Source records

▼▼▼

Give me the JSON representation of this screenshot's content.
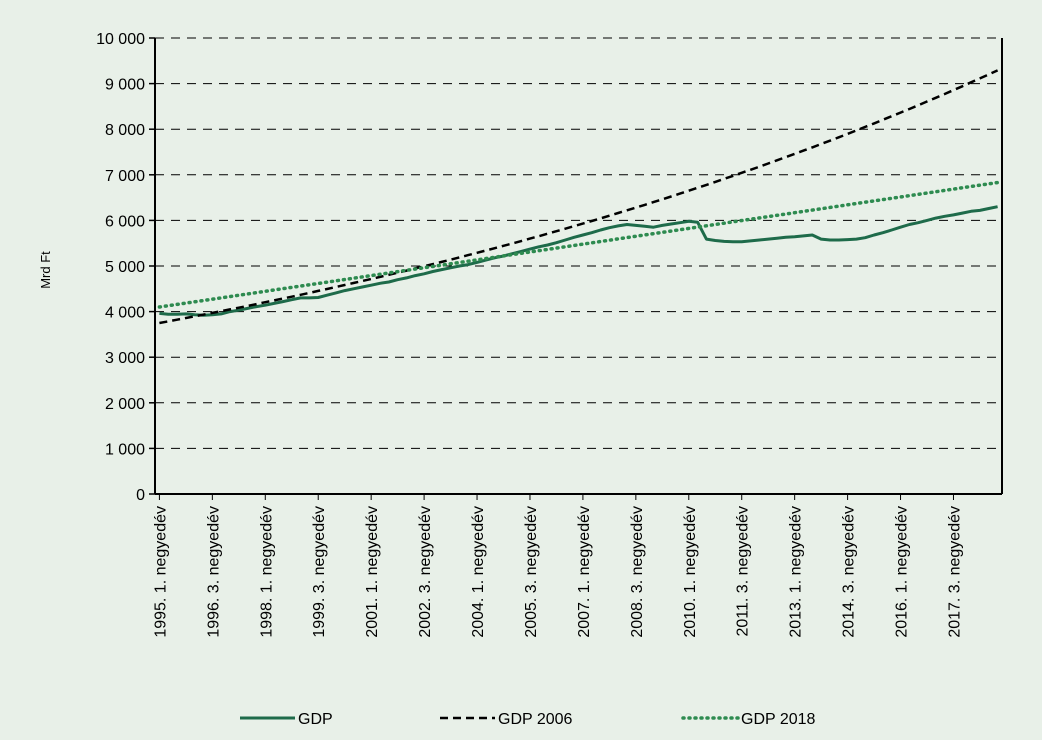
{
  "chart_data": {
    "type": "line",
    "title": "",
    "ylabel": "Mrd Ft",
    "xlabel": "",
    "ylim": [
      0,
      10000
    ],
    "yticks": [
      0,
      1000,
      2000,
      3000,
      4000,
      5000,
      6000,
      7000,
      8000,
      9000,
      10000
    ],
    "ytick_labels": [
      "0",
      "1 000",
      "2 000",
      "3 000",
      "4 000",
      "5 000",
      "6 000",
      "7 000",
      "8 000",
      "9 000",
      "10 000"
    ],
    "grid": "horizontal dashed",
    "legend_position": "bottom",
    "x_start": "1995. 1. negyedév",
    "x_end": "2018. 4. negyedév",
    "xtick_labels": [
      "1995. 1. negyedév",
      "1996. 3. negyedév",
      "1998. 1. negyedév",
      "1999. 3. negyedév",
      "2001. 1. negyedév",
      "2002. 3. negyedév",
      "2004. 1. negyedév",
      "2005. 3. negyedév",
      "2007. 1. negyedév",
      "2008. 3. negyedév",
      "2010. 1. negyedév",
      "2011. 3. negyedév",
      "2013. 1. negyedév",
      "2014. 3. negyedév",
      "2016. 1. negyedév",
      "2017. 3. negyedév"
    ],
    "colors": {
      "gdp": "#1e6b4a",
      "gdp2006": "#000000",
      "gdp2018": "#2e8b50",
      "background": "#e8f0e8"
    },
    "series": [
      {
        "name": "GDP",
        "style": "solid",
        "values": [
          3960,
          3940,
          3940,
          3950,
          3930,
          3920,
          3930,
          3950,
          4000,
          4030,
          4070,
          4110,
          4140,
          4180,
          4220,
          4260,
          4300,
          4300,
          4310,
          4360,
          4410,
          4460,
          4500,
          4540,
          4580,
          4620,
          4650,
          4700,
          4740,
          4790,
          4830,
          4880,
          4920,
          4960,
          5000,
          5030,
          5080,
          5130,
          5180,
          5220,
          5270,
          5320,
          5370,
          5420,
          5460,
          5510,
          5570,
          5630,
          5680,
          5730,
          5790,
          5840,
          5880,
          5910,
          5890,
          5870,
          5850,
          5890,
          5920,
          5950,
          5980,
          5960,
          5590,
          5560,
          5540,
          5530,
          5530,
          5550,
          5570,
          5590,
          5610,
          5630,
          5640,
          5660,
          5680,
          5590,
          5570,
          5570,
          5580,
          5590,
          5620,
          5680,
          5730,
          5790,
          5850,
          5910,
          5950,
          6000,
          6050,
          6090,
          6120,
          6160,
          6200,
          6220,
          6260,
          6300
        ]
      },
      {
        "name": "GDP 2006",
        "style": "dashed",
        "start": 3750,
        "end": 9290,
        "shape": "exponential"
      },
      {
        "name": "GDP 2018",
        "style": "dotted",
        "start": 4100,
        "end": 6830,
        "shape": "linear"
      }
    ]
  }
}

▲▲▲

What this task involves →
Write out the entries above verbatim; the pictures do not belong in your copy.

Written response →
Give me the JSON representation of this screenshot's content.
{
  "chart_data": {
    "type": "line",
    "title": "",
    "ylabel": "Mrd Ft",
    "xlabel": "",
    "ylim": [
      0,
      10000
    ],
    "yticks": [
      0,
      1000,
      2000,
      3000,
      4000,
      5000,
      6000,
      7000,
      8000,
      9000,
      10000
    ],
    "ytick_labels": [
      "0",
      "1 000",
      "2 000",
      "3 000",
      "4 000",
      "5 000",
      "6 000",
      "7 000",
      "8 000",
      "9 000",
      "10 000"
    ],
    "grid": "horizontal dashed",
    "legend_position": "bottom",
    "x_start": "1995. 1. negyedév",
    "x_end": "2018. 4. negyedév",
    "xtick_labels": [
      "1995. 1. negyedév",
      "1996. 3. negyedév",
      "1998. 1. negyedév",
      "1999. 3. negyedév",
      "2001. 1. negyedév",
      "2002. 3. negyedév",
      "2004. 1. negyedév",
      "2005. 3. negyedév",
      "2007. 1. negyedév",
      "2008. 3. negyedév",
      "2010. 1. negyedév",
      "2011. 3. negyedév",
      "2013. 1. negyedév",
      "2014. 3. negyedév",
      "2016. 1. negyedév",
      "2017. 3. negyedév"
    ],
    "colors": {
      "gdp": "#1e6b4a",
      "gdp2006": "#000000",
      "gdp2018": "#2e8b50",
      "background": "#e8f0e8"
    },
    "series": [
      {
        "name": "GDP",
        "style": "solid",
        "values": [
          3960,
          3940,
          3940,
          3950,
          3930,
          3920,
          3930,
          3950,
          4000,
          4030,
          4070,
          4110,
          4140,
          4180,
          4220,
          4260,
          4300,
          4300,
          4310,
          4360,
          4410,
          4460,
          4500,
          4540,
          4580,
          4620,
          4650,
          4700,
          4740,
          4790,
          4830,
          4880,
          4920,
          4960,
          5000,
          5030,
          5080,
          5130,
          5180,
          5220,
          5270,
          5320,
          5370,
          5420,
          5460,
          5510,
          5570,
          5630,
          5680,
          5730,
          5790,
          5840,
          5880,
          5910,
          5890,
          5870,
          5850,
          5890,
          5920,
          5950,
          5980,
          5960,
          5590,
          5560,
          5540,
          5530,
          5530,
          5550,
          5570,
          5590,
          5610,
          5630,
          5640,
          5660,
          5680,
          5590,
          5570,
          5570,
          5580,
          5590,
          5620,
          5680,
          5730,
          5790,
          5850,
          5910,
          5950,
          6000,
          6050,
          6090,
          6120,
          6160,
          6200,
          6220,
          6260,
          6300
        ]
      },
      {
        "name": "GDP 2006",
        "style": "dashed",
        "start": 3750,
        "end": 9290,
        "shape": "exponential"
      },
      {
        "name": "GDP 2018",
        "style": "dotted",
        "start": 4100,
        "end": 6830,
        "shape": "linear"
      }
    ]
  }
}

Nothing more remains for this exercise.